* start *
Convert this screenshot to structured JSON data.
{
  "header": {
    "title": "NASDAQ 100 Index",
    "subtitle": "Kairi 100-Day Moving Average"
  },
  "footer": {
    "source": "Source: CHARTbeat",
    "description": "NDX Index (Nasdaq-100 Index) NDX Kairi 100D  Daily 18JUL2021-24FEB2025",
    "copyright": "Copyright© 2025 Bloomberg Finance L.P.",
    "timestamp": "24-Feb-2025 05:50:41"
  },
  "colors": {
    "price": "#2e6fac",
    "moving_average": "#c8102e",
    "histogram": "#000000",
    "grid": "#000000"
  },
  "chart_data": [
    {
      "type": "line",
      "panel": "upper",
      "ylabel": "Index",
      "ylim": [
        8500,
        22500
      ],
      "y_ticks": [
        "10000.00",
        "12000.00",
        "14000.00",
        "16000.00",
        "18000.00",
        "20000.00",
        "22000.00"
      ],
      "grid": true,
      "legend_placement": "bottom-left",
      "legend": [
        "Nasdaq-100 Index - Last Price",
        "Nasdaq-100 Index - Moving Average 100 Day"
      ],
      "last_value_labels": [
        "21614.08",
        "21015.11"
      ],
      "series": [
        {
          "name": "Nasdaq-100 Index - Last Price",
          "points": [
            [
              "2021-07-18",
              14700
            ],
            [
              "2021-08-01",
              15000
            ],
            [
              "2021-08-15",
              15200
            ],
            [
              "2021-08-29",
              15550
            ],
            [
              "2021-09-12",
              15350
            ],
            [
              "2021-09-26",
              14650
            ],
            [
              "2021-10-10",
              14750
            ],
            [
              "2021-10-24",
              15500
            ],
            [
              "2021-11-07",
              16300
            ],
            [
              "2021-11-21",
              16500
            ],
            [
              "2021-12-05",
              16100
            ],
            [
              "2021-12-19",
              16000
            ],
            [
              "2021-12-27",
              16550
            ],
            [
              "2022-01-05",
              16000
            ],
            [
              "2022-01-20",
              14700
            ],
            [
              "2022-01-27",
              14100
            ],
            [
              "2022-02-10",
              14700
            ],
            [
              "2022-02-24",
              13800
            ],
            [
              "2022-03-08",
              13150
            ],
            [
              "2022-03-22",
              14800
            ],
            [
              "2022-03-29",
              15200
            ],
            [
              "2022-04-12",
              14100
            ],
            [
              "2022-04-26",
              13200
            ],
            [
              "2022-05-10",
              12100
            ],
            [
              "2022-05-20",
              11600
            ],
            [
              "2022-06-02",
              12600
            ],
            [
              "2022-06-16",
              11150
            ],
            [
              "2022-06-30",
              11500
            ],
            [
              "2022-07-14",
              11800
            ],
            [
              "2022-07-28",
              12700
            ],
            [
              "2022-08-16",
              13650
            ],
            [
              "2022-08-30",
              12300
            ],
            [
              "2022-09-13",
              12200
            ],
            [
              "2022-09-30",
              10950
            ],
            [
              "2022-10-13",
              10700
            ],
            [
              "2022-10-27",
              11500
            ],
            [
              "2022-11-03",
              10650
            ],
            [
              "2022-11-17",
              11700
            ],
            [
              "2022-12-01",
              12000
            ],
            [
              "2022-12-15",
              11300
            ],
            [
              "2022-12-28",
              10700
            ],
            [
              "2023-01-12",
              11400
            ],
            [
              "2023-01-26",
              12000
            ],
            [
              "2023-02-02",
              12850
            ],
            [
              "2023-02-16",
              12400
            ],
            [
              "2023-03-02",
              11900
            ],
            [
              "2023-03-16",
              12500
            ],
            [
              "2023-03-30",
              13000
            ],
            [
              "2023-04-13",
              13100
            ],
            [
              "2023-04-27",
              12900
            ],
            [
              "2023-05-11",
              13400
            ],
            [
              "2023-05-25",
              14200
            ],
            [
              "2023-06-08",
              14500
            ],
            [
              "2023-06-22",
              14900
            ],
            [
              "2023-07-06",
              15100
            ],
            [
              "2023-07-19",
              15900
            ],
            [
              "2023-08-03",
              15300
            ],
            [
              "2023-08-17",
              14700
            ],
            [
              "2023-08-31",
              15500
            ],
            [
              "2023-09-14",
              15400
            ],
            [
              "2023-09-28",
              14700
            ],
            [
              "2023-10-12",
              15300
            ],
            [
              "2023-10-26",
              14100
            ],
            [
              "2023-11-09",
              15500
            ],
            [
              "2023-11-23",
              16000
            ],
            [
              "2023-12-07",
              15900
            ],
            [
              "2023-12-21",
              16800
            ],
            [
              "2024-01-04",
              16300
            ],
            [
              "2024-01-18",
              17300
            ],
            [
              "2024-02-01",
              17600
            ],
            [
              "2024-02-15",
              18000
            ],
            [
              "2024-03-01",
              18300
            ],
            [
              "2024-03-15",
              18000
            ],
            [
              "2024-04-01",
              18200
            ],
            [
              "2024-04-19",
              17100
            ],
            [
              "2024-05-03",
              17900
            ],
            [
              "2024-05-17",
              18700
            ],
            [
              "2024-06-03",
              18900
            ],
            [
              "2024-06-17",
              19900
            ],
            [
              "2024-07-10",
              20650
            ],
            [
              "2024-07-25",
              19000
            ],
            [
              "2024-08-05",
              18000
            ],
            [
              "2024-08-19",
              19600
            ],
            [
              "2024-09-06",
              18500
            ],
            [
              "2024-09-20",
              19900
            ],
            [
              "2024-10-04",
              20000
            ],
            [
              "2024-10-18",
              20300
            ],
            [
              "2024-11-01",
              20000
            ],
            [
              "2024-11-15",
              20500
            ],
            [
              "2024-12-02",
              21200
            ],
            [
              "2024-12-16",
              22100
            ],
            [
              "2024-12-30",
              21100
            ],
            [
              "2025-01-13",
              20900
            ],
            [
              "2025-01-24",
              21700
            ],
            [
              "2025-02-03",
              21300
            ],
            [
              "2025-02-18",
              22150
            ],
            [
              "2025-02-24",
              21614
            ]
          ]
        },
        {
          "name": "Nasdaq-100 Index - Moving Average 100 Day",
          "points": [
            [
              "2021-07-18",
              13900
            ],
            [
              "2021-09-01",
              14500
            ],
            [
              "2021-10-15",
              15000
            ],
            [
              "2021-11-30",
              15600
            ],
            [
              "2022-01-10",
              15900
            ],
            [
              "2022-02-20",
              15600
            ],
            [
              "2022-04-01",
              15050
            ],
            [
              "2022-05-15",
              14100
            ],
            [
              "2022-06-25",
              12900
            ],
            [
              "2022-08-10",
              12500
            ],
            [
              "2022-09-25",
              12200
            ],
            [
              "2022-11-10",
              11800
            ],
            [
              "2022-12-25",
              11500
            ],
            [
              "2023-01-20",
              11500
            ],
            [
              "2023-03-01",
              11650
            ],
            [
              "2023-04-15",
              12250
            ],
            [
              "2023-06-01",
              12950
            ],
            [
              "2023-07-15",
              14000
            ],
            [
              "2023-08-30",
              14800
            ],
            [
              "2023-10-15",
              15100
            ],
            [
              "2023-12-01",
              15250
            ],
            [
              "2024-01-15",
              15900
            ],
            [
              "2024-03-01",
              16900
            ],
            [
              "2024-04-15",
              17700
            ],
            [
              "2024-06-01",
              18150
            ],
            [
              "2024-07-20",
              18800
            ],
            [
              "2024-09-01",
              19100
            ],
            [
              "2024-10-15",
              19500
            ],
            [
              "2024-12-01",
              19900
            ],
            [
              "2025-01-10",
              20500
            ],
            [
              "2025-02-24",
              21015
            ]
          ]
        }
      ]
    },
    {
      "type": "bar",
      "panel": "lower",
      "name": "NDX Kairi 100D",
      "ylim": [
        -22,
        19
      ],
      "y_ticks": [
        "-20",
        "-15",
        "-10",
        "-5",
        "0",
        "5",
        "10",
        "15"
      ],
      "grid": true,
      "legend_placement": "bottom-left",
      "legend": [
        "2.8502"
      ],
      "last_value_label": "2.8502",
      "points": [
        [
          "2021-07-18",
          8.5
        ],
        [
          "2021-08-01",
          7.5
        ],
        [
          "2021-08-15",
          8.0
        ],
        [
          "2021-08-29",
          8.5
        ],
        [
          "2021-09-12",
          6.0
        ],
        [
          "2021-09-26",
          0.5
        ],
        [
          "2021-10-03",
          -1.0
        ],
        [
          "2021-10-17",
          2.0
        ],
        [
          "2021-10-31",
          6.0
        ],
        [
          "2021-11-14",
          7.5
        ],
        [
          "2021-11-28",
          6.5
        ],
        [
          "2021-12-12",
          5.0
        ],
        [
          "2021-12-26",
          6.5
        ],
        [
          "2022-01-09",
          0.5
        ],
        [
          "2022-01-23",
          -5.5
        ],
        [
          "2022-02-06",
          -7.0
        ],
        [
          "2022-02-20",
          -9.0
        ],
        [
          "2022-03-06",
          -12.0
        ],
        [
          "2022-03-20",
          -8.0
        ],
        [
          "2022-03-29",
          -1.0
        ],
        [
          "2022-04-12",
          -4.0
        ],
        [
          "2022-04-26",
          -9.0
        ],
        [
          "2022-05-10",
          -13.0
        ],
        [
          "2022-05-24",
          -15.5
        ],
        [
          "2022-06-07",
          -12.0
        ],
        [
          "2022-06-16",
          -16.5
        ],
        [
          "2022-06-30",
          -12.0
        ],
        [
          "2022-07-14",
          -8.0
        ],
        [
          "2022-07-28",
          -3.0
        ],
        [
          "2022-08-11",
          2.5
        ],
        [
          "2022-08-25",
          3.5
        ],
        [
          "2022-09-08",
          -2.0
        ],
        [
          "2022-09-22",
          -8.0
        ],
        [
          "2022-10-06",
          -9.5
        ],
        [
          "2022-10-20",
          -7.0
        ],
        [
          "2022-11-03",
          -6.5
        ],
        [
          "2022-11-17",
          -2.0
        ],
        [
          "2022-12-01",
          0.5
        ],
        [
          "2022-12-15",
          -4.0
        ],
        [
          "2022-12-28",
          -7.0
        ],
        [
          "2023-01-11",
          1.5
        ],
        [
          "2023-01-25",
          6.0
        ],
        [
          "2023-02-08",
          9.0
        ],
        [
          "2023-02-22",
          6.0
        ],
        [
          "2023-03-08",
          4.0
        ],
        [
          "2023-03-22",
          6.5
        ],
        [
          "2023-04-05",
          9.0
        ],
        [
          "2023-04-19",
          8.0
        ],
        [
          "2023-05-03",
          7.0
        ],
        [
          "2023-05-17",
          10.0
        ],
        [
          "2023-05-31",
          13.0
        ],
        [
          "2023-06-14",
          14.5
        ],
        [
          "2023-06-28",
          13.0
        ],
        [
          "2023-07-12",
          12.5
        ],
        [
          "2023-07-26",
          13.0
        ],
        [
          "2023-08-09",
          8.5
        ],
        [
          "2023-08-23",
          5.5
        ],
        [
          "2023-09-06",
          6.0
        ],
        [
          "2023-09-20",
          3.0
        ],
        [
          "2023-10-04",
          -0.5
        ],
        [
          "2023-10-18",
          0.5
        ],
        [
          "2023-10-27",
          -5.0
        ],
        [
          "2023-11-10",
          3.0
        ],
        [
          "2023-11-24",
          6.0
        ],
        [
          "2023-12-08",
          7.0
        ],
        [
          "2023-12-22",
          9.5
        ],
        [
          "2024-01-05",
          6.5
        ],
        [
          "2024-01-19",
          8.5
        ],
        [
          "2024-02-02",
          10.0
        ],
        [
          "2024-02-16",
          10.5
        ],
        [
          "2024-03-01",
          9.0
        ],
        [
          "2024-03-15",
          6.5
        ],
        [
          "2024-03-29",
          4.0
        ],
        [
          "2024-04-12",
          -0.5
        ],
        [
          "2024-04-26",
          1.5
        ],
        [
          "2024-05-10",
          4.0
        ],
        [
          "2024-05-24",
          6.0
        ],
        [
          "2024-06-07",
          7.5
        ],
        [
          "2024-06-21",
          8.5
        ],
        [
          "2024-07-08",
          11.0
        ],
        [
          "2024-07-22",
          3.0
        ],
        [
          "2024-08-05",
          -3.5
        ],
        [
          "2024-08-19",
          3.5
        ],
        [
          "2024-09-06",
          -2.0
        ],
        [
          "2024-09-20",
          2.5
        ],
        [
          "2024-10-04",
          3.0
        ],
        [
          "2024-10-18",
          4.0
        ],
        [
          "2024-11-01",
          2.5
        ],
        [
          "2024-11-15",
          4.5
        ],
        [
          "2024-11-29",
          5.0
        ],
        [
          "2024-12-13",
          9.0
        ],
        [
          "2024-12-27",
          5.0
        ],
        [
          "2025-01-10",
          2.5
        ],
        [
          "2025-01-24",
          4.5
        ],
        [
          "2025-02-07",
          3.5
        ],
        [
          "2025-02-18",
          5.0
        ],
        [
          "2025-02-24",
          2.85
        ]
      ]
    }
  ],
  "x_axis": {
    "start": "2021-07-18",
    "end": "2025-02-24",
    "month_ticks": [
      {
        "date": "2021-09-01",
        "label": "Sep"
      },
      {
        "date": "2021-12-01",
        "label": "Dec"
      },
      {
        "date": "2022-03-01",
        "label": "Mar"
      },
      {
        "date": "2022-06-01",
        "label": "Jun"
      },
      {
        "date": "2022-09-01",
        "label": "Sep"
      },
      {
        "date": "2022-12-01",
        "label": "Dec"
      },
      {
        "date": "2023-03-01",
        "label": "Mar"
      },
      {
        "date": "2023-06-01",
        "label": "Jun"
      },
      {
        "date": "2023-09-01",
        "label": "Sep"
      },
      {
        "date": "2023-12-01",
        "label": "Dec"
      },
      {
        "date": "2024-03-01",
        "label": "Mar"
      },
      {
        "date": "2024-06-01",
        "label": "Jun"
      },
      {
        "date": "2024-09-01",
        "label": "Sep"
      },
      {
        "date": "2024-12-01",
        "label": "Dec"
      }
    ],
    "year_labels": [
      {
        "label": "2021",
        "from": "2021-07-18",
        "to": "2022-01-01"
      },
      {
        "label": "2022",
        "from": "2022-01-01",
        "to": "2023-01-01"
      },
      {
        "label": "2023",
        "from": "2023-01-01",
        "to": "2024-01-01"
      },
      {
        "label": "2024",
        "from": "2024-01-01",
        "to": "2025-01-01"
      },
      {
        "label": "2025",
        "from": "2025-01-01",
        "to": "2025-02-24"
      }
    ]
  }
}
* end *
TASK DETAILS: Go through the preceding material and copy each line that has the word "Index".

SOLUTION BELOW:
    "title": "NASDAQ 100 Index",
    "description": "NDX Index (Nasdaq-100 Index) NDX Kairi 100D  Daily 18JUL2021-24FEB2025",
      "ylabel": "Index",
        "Nasdaq-100 Index - Last Price",
        "Nasdaq-100 Index - Moving Average 100 Day"
          "name": "Nasdaq-100 Index - Last Price",
          "name": "Nasdaq-100 Index - Moving Average 100 Day",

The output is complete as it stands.